Look through the lines below and extract each one that contains "Расходы".
## begin THE DATA
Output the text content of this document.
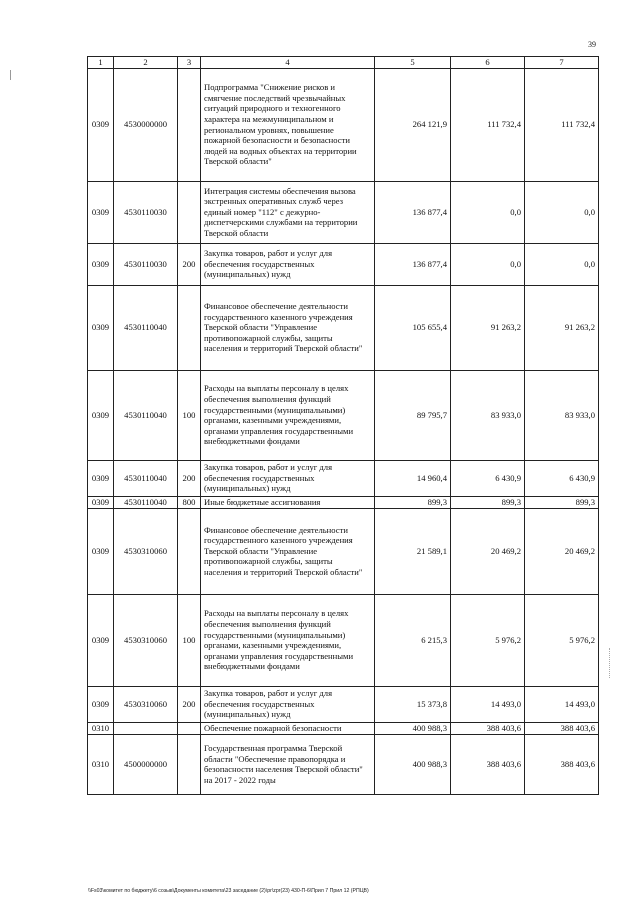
39
1	2	3	4	5	6	7
0309	4530000000		Подпрограмма "Снижение рисков и смягчение последствий чрезвычайных ситуаций природного и техногенного характера на межмуниципальном и региональном уровнях, повышение пожарной безопасности и безопасности людей на водных объектах на территории Тверской области"	264 121,9	111 732,4	111 732,4
0309	4530110030		Интеграция системы обеспечения вызова экстренных оперативных служб через единый номер "112" с дежурно-диспетчерскими службами на территории Тверской области	136 877,4	0,0	0,0
0309	4530110030	200	Закупка товаров, работ и услуг для обеспечения государственных (муниципальных) нужд	136 877,4	0,0	0,0
0309	4530110040		Финансовое обеспечение деятельности государственного казенного учреждения Тверской области "Управление противопожарной службы, защиты населения и территорий Тверской области"	105 655,4	91 263,2	91 263,2
0309	4530110040	100	Расходы на выплаты персоналу в целях обеспечения выполнения функций государственными (муниципальными) органами, казенными учреждениями, органами управления государственными внебюджетными фондами	89 795,7	83 933,0	83 933,0
0309	4530110040	200	Закупка товаров, работ и услуг для обеспечения государственных (муниципальных) нужд	14 960,4	6 430,9	6 430,9
0309	4530110040	800	Иные бюджетные ассигнования	899,3	899,3	899,3
0309	4530310060		Финансовое обеспечение деятельности государственного казенного учреждения Тверской области "Управление противопожарной службы, защиты населения и территорий Тверской области"	21 589,1	20 469,2	20 469,2
0309	4530310060	100	Расходы на выплаты персоналу в целях обеспечения выполнения функций государственными (муниципальными) органами, казенными учреждениями, органами управления государственными внебюджетными фондами	6 215,3	5 976,2	5 976,2
0309	4530310060	200	Закупка товаров, работ и услуг для обеспечения государственных (муниципальных) нужд	15 373,8	14 493,0	14 493,0
0310			Обеспечение пожарной безопасности	400 988,3	388 403,6	388 403,6
0310	4500000000		Государственная программа Тверской области "Обеспечение правопорядка и безопасности населения Тверской области" на 2017 - 2022 годы	400 988,3	388 403,6	388 403,6
\\Fs03\комитет по бюджету\6 созыв\Документы комитета\23 заседание (2)\pr\zpr(23) 430-П-6\Прил 7 Прил 12 (РПЦВ)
## end THE DATA
> **ANSWER TO THIS TASK**
0309	4530110040	100	Расходы на выплаты персоналу в целях обеспечения выполнения функций государственными (муниципальными) органами, казенными учреждениями, органами управления государственными внебюджетными фондами	89 795,7	83 933,0	83 933,0
0309	4530310060	100	Расходы на выплаты персоналу в целях обеспечения выполнения функций государственными (муниципальными) органами, казенными учреждениями, органами управления государственными внебюджетными фондами	6 215,3	5 976,2	5 976,2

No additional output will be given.